[Begin Extracted material]

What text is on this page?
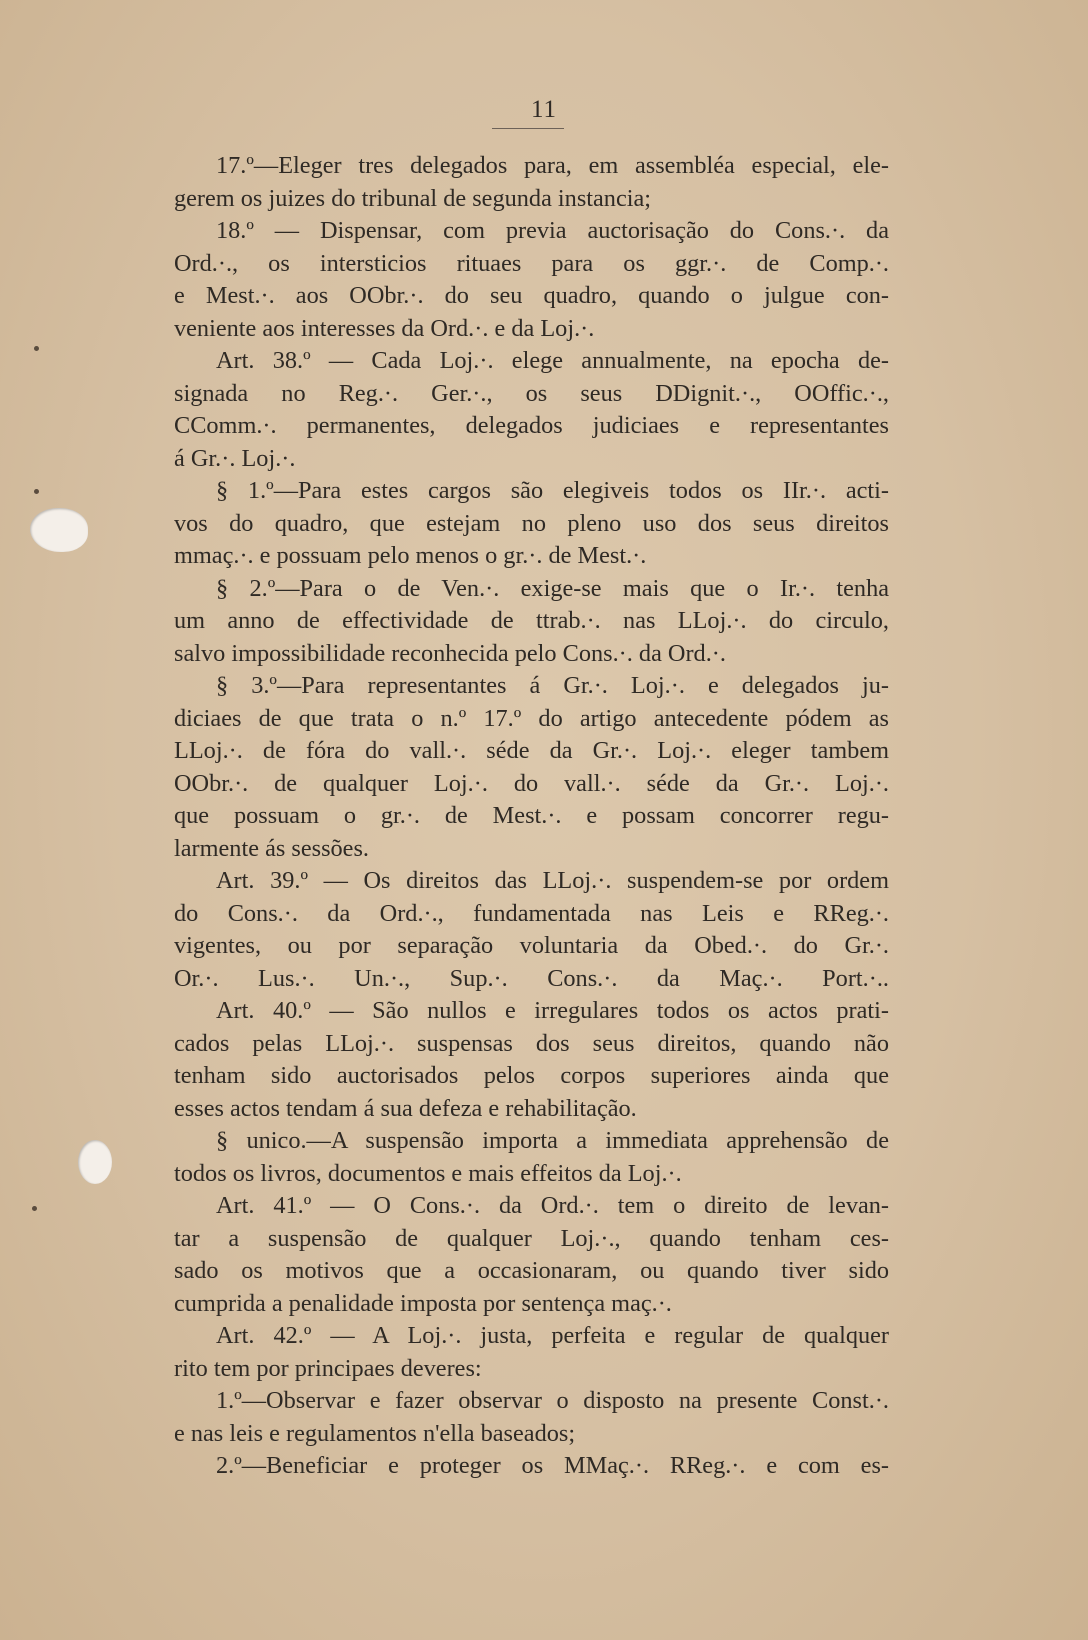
11
17.º—Eleger tres delegados para, em assembléa especial, ele-
gerem os juizes do tribunal de segunda instancia;
18.º — Dispensar, com previa auctorisação do Cons.·. da
Ord.·., os intersticios rituaes para os ggr.·. de Comp.·.
e Mest.·. aos OObr.·. do seu quadro, quando o julgue con-
veniente aos interesses da Ord.·. e da Loj.·.
Art. 38.º — Cada Loj.·. elege annualmente, na epocha de-
signada no Reg.·. Ger.·., os seus DDignit.·., OOffic.·.,
CComm.·. permanentes, delegados judiciaes e representantes
á Gr.·. Loj.·.
§ 1.º—Para estes cargos são elegiveis todos os IIr.·. acti-
vos do quadro, que estejam no pleno uso dos seus direitos
mmaç.·. e possuam pelo menos o gr.·. de Mest.·.
§ 2.º—Para o de Ven.·. exige-se mais que o Ir.·. tenha
um anno de effectividade de ttrab.·. nas LLoj.·. do circulo,
salvo impossibilidade reconhecida pelo Cons.·. da Ord.·.
§ 3.º—Para representantes á Gr.·. Loj.·. e delegados ju-
diciaes de que trata o n.º 17.º do artigo antecedente pódem as
LLoj.·. de fóra do vall.·. séde da Gr.·. Loj.·. eleger tambem
OObr.·. de qualquer Loj.·. do vall.·. séde da Gr.·. Loj.·.
que possuam o gr.·. de Mest.·. e possam concorrer regu-
larmente ás sessões.
Art. 39.º — Os direitos das LLoj.·. suspendem-se por ordem
do Cons.·. da Ord.·., fundamentada nas Leis e RReg.·.
vigentes, ou por separação voluntaria da Obed.·. do Gr.·.
Or.·. Lus.·. Un.·., Sup.·. Cons.·. da Maç.·. Port.·..
Art. 40.º — São nullos e irregulares todos os actos prati-
cados pelas LLoj.·. suspensas dos seus direitos, quando não
tenham sido auctorisados pelos corpos superiores ainda que
esses actos tendam á sua defeza e rehabilitação.
§ unico.—A suspensão importa a immediata apprehensão de
todos os livros, documentos e mais effeitos da Loj.·.
Art. 41.º — O Cons.·. da Ord.·. tem o direito de levan-
tar a suspensão de qualquer Loj.·., quando tenham ces-
sado os motivos que a occasionaram, ou quando tiver sido
cumprida a penalidade imposta por sentença maç.·.
Art. 42.º — A Loj.·. justa, perfeita e regular de qualquer
rito tem por principaes deveres:
1.º—Observar e fazer observar o disposto na presente Const.·.
e nas leis e regulamentos n'ella baseados;
2.º—Beneficiar e proteger os MMaç.·. RReg.·. e com es-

[End Extracted material]

Request
Look over the listing. Pull out every line with the string "delegados" in it.

Correct answer
17.º—Eleger tres delegados para, em assembléa especial, ele-
CComm.·. permanentes, delegados judiciaes e representantes
§ 3.º—Para representantes á Gr.·. Loj.·. e delegados ju-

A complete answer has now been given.